[Data entries]
※
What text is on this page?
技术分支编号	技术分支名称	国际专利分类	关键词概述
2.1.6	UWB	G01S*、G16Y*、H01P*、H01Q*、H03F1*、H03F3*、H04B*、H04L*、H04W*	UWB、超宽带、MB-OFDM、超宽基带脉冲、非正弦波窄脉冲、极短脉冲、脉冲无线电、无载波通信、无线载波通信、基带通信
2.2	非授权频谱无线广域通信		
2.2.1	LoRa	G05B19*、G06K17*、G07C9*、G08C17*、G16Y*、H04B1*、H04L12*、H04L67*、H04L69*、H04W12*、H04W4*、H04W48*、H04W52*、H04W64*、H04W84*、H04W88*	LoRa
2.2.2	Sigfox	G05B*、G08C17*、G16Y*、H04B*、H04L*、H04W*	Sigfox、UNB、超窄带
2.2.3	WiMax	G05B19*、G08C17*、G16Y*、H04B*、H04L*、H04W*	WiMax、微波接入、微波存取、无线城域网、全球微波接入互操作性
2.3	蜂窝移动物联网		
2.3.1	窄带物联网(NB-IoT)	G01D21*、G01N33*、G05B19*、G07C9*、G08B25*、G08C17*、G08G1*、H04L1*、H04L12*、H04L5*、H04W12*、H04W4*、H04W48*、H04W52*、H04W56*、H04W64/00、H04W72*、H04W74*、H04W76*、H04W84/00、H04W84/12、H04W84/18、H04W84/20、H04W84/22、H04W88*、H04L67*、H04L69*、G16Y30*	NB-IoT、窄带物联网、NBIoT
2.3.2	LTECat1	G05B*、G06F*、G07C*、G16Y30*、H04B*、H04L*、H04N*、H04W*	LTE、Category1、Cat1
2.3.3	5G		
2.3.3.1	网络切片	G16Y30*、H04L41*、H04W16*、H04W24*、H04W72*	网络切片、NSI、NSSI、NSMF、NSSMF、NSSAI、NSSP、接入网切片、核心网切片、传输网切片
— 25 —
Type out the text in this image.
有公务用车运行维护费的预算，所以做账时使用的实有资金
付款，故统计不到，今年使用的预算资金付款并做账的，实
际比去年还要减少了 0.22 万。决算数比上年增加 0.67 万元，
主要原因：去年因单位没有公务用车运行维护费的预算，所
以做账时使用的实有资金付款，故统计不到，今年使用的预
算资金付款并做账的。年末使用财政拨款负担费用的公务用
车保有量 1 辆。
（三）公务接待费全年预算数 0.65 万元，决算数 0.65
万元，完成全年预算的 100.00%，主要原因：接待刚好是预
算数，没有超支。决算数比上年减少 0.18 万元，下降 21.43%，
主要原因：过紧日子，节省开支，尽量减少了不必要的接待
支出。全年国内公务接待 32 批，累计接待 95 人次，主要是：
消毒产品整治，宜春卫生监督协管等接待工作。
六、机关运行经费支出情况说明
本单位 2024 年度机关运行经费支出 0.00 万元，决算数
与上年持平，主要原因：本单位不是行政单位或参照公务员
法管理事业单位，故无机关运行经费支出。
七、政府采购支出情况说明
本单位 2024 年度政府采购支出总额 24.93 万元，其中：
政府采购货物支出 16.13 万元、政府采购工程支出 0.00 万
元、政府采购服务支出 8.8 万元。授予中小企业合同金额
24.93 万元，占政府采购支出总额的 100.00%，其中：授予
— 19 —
※
Locate all lines in the listing above with the word "this" and copy them.

What text is on this page?
Type out the text in this image.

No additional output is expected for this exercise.